> _What this exercise asks_:
**1.** In the action tokens mailing-list post, what is the main reason Bill Burke gives for liking action tokens?
**2.** Reproduce the part of the action tokens post from "Aren't you still" to "current authentication flow.".

*** Selected extract

[keycloak-dev] Action tokens

Bill Burke bburke at redhat.com
Mon Mar 27 10:38:28 EDT 2017


* what if the password isn't stored in Keycloak?  What if the password 
is stored in an external User Storage Provider?

* Each action token type is going to have to maintain this timestamp thing

* What about verify email or update profile?

* reset-password isn't actually reseting the password.  It runs an 
authentication flow.  This flow could ask for additional information 
(i.e. "mother's name, birthday, etc.")  It could also reset multiple 
credential types beyond password.

* aren't you just replacing dependency on one type of replication (user 
session) with another (database)?

* Aren't action tokens supposed to be independent of User sessions anyways?

* How can somebody continue with the login flow with an action token?  
Aren't you still going to have to obtain the user session?

I like the idea of action tokens mainly because they can be independent 
of a User Session.  I just don't think it solves/helps with anything 
cross-DC related.


On 3/27/17 8:11 AM, Hynek Mlnarik wrote:
> Following up e-mail sent earlier today by Marek, I'm sending info on action tokens.
>
> Action token is a concept intended as a time-boxed ticket for a bearer to perform a single operation like reset password. They will be used for one-time actions that can be potentially delayed or executed outside of current authentication flow.

******
*** Provided information

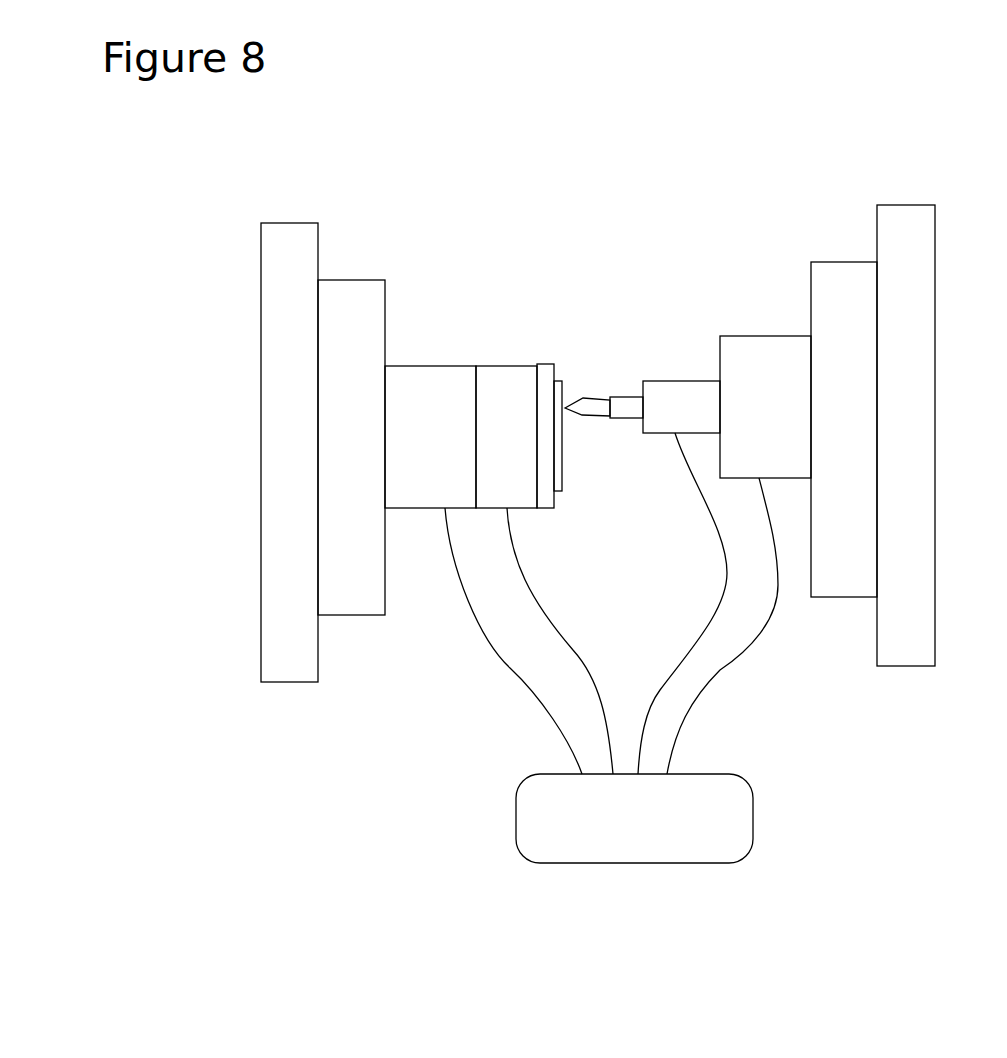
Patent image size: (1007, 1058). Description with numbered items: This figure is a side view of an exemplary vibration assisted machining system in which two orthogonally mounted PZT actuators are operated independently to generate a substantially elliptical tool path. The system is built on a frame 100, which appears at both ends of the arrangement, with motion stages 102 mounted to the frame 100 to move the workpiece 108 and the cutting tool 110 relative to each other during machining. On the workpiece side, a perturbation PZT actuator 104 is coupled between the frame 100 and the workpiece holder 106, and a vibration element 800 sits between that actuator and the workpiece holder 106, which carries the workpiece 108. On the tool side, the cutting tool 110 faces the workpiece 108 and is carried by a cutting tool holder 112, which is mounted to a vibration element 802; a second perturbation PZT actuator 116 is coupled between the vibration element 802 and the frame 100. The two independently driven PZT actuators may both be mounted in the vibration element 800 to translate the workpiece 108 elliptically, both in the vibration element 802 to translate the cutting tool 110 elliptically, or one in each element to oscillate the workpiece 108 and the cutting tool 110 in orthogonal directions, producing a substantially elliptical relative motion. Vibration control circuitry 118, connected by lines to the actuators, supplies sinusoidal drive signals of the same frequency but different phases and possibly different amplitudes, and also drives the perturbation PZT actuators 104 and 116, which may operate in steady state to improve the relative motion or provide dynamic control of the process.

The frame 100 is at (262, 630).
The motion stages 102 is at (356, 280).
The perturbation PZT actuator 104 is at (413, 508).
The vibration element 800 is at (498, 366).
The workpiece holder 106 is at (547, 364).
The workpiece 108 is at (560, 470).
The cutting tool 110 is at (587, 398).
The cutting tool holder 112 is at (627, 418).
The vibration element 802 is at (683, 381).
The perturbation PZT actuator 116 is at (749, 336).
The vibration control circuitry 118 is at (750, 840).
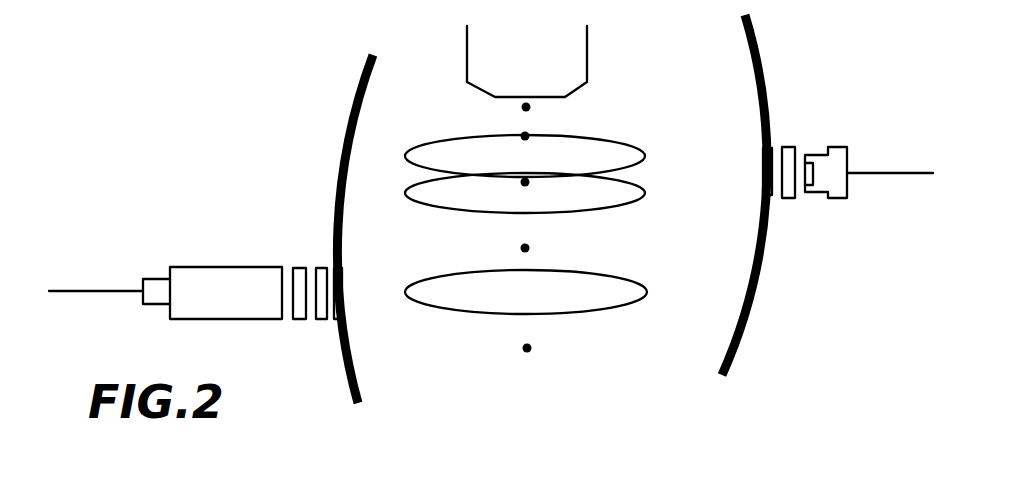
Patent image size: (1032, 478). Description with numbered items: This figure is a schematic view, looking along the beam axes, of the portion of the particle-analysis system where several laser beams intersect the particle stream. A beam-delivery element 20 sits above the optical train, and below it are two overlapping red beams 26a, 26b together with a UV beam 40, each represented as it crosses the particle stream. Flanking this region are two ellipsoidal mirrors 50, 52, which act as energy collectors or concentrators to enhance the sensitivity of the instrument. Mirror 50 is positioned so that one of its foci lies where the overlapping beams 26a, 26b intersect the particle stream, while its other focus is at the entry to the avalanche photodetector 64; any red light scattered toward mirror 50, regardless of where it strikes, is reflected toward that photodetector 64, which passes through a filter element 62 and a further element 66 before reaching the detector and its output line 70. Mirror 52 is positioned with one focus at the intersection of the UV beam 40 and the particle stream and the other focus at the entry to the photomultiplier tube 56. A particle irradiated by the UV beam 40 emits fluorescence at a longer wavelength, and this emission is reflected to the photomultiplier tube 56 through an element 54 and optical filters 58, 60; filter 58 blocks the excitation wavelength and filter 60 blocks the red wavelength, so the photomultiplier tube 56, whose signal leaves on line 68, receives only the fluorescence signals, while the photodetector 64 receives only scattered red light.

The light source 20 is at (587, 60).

******

> _Problem solutions_:
**1.** They can be independent of a User Session.

**2.**
Aren't you still going to have to obtain the user session?

I like the idea of action tokens mainly because they can be independent 
of a User Session.  I just don't think it solves/helps with anything 
cross-DC related.


On 3/27/17 8:11 AM, Hynek Mlnarik wrote:
> Following up e-mail sent earlier today by Marek, I'm sending info on action tokens.
>
> Action token is a concept intended as a time-boxed ticket for a bearer to perform a single operation like reset password. They will be used for one-time actions that can be potentially delayed or executed outside of current authentication flow.